* **Exercise objective**
Leave out the pictures and transcribe everything else exactly.

* **Information supplied**

|---|

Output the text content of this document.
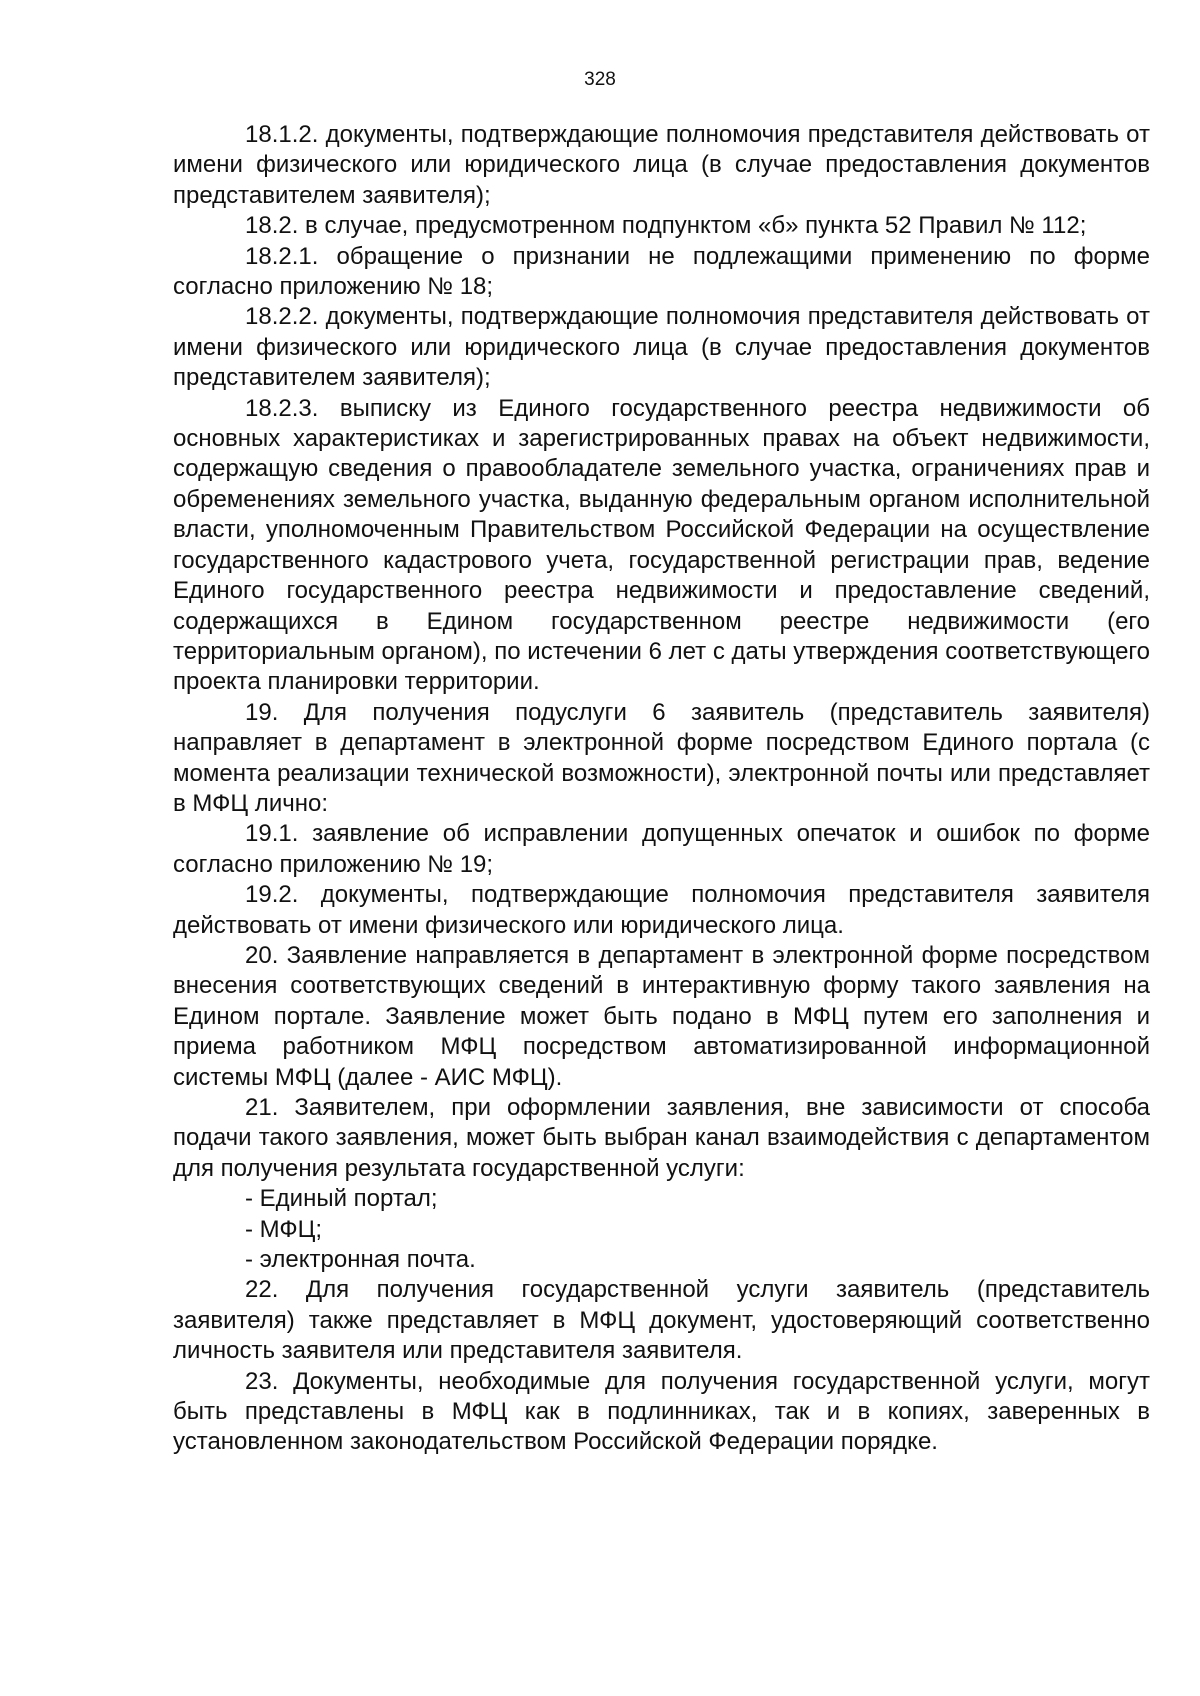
328

18.1.2. документы, подтверждающие полномочия представителя действовать от имени физического или юридического лица (в случае предоставления документов представителем заявителя);

18.2. в случае, предусмотренном подпунктом «б» пункта 52 Правил № 112;

18.2.1. обращение о признании не подлежащими применению по форме согласно приложению № 18;

18.2.2. документы, подтверждающие полномочия представителя действовать от имени физического или юридического лица (в случае предоставления документов представителем заявителя);

18.2.3. выписку из Единого государственного реестра недвижимости об основных характеристиках и зарегистрированных правах на объект недвижимости, содержащую сведения о правообладателе земельного участка, ограничениях прав и обременениях земельного участка, выданную федеральным органом исполнительной власти, уполномоченным Правительством Российской Федерации на осуществление государственного кадастрового учета, государственной регистрации прав, ведение Единого государственного реестра недвижимости и предоставление сведений, содержащихся в Едином государственном реестре недвижимости (его территориальным органом), по истечении 6 лет с даты утверждения соответствующего проекта планировки территории.

19. Для получения подуслуги 6 заявитель (представитель заявителя) направляет в департамент в электронной форме посредством Единого портала (с момента реализации технической возможности), электронной почты или представляет в МФЦ лично:

19.1. заявление об исправлении допущенных опечаток и ошибок по форме согласно приложению № 19;

19.2. документы, подтверждающие полномочия представителя заявителя действовать от имени физического или юридического лица.

20. Заявление направляется в департамент в электронной форме посредством внесения соответствующих сведений в интерактивную форму такого заявления на Едином портале. Заявление может быть подано в МФЦ путем его заполнения и приема работником МФЦ посредством автоматизированной информационной системы МФЦ (далее - АИС МФЦ).

21. Заявителем, при оформлении заявления, вне зависимости от способа подачи такого заявления, может быть выбран канал взаимодействия с департаментом для получения результата государственной услуги:

- Единый портал;

- МФЦ;

- электронная почта.

22. Для получения государственной услуги заявитель (представитель заявителя) также представляет в МФЦ документ, удостоверяющий соответственно личность заявителя или представителя заявителя.

23. Документы, необходимые для получения государственной услуги, могут быть представлены в МФЦ как в подлинниках, так и в копиях, заверенных в установленном законодательством Российской Федерации порядке.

|---|

* **Exercise result**
Output the text content of this document.
328

18.1.2. документы, подтверждающие полномочия представителя действовать от имени физического или юридического лица (в случае предоставления документов представителем заявителя);

18.2. в случае, предусмотренном подпунктом «б» пункта 52 Правил № 112;

18.2.1. обращение о признании не подлежащими применению по форме согласно приложению № 18;

18.2.2. документы, подтверждающие полномочия представителя действовать от имени физического или юридического лица (в случае предоставления документов представителем заявителя);

18.2.3. выписку из Единого государственного реестра недвижимости об основных характеристиках и зарегистрированных правах на объект недвижимости, содержащую сведения о правообладателе земельного участка, ограничениях прав и обременениях земельного участка, выданную федеральным органом исполнительной власти, уполномоченным Правительством Российской Федерации на осуществление государственного кадастрового учета, государственной регистрации прав, ведение Единого государственного реестра недвижимости и предоставление сведений, содержащихся в Едином государственном реестре недвижимости (его территориальным органом), по истечении 6 лет с даты утверждения соответствующего проекта планировки территории.

19. Для получения подуслуги 6 заявитель (представитель заявителя) направляет в департамент в электронной форме посредством Единого портала (с момента реализации технической возможности), электронной почты или представляет в МФЦ лично:

19.1. заявление об исправлении допущенных опечаток и ошибок по форме согласно приложению № 19;

19.2. документы, подтверждающие полномочия представителя заявителя действовать от имени физического или юридического лица.

20. Заявление направляется в департамент в электронной форме посредством внесения соответствующих сведений в интерактивную форму такого заявления на Едином портале. Заявление может быть подано в МФЦ путем его заполнения и приема работником МФЦ посредством автоматизированной информационной системы МФЦ (далее - АИС МФЦ).

21. Заявителем, при оформлении заявления, вне зависимости от способа подачи такого заявления, может быть выбран канал взаимодействия с департаментом для получения результата государственной услуги:

- Единый портал;

- МФЦ;

- электронная почта.

22. Для получения государственной услуги заявитель (представитель заявителя) также представляет в МФЦ документ, удостоверяющий соответственно личность заявителя или представителя заявителя.

23. Документы, необходимые для получения государственной услуги, могут быть представлены в МФЦ как в подлинниках, так и в копиях, заверенных в установленном законодательством Российской Федерации порядке.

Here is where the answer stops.